[Entries with figure data]
###

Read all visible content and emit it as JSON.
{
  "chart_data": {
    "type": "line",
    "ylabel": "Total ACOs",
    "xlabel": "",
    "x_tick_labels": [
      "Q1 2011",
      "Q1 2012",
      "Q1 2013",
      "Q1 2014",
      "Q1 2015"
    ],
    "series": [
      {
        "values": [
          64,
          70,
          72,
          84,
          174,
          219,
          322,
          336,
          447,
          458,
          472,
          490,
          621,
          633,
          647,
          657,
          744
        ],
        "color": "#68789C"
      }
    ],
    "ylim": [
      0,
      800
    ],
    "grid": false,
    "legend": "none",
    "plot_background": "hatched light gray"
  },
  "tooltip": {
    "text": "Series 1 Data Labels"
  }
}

###

Copy the material above verbatim.

Written response:
Read all visible content and emit it as JSON.
{
  "chart_data": {
    "type": "line",
    "ylabel": "Total ACOs",
    "xlabel": "",
    "x_tick_labels": [
      "Q1 2011",
      "Q1 2012",
      "Q1 2013",
      "Q1 2014",
      "Q1 2015"
    ],
    "series": [
      {
        "values": [
          64,
          70,
          72,
          84,
          174,
          219,
          322,
          336,
          447,
          458,
          472,
          490,
          621,
          633,
          647,
          657,
          744
        ],
        "color": "#68789C"
      }
    ],
    "ylim": [
      0,
      800
    ],
    "grid": false,
    "legend": "none",
    "plot_background": "hatched light gray"
  },
  "tooltip": {
    "text": "Series 1 Data Labels"
  }
}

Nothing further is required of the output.